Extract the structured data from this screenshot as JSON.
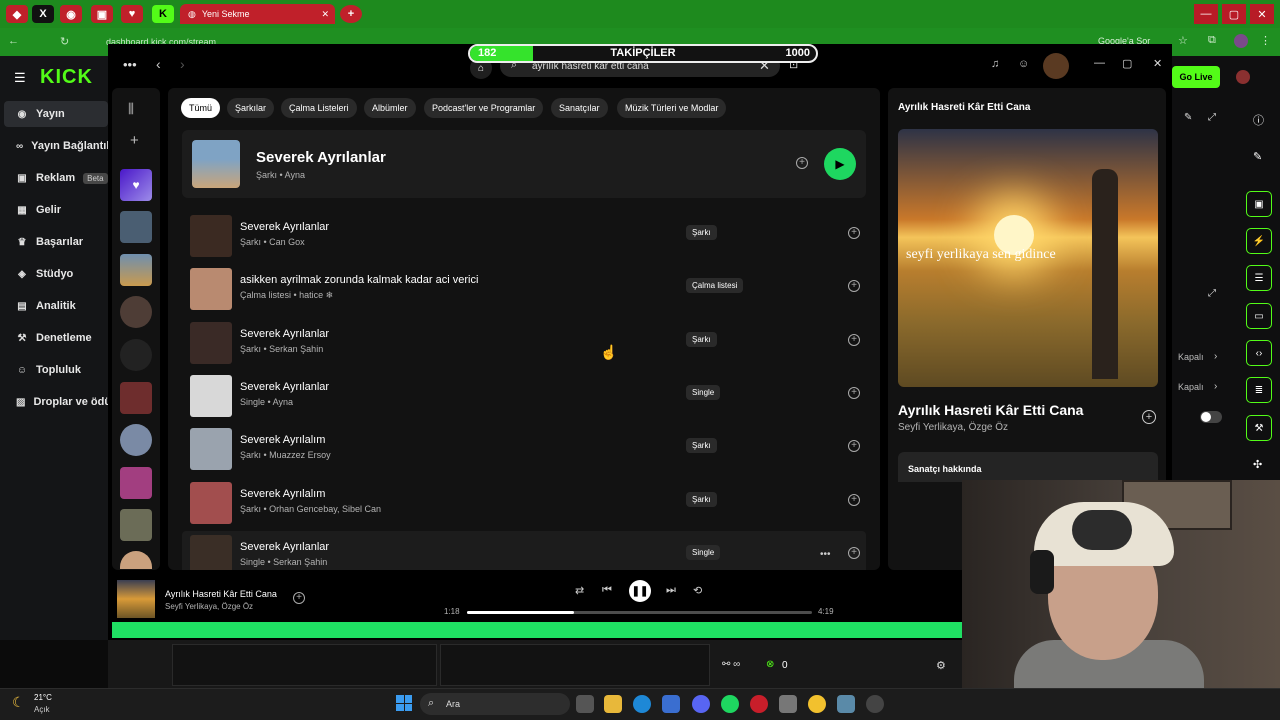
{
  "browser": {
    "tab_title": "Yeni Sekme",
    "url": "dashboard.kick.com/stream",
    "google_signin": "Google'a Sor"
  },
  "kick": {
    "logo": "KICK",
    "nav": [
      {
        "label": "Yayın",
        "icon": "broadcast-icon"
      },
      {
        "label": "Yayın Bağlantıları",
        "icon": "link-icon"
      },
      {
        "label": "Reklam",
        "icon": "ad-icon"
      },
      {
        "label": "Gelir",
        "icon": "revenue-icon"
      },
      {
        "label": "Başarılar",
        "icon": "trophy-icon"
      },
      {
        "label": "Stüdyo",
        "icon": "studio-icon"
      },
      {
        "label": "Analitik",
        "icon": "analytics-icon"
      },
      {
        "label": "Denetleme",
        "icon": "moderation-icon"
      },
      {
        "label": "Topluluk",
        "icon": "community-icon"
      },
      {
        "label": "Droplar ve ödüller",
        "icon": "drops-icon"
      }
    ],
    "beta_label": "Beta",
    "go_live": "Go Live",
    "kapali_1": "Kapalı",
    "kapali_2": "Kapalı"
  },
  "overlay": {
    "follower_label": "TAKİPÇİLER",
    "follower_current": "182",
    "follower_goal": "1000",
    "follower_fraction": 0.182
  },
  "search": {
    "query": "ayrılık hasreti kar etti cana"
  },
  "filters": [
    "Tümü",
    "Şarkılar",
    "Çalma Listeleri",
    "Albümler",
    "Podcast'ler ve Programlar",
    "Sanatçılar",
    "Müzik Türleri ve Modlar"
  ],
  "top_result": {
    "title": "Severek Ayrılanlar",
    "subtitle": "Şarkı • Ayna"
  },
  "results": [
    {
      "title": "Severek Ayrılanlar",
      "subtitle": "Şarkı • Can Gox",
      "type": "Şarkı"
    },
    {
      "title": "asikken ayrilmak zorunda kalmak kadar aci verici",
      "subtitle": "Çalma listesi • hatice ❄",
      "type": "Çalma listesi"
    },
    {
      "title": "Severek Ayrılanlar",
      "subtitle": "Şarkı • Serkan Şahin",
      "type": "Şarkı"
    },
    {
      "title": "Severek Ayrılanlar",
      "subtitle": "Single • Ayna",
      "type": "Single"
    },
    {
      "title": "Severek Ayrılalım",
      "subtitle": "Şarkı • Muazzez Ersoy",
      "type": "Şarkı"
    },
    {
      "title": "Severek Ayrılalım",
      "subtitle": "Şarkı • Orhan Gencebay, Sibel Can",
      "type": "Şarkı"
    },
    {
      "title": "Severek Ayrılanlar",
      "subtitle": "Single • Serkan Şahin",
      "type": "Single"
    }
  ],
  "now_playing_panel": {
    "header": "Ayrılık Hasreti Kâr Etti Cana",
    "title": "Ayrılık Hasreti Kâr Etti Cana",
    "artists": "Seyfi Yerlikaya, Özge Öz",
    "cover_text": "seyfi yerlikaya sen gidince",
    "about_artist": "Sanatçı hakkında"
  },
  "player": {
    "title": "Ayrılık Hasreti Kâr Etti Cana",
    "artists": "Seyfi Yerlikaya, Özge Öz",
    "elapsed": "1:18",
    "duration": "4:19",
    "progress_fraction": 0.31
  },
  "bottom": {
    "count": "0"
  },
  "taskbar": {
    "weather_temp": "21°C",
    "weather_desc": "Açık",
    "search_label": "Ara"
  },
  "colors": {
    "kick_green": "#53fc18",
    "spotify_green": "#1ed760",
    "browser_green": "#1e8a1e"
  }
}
********************
Short problem :: Check each line of the records above for the string "icon", and report every line that has it.

Exercise answer ::
        "icon": "broadcast-icon"
        "icon": "link-icon"
        "icon": "ad-icon"
        "icon": "revenue-icon"
        "icon": "trophy-icon"
        "icon": "studio-icon"
        "icon": "analytics-icon"
        "icon": "moderation-icon"
        "icon": "community-icon"
        "icon": "drops-icon"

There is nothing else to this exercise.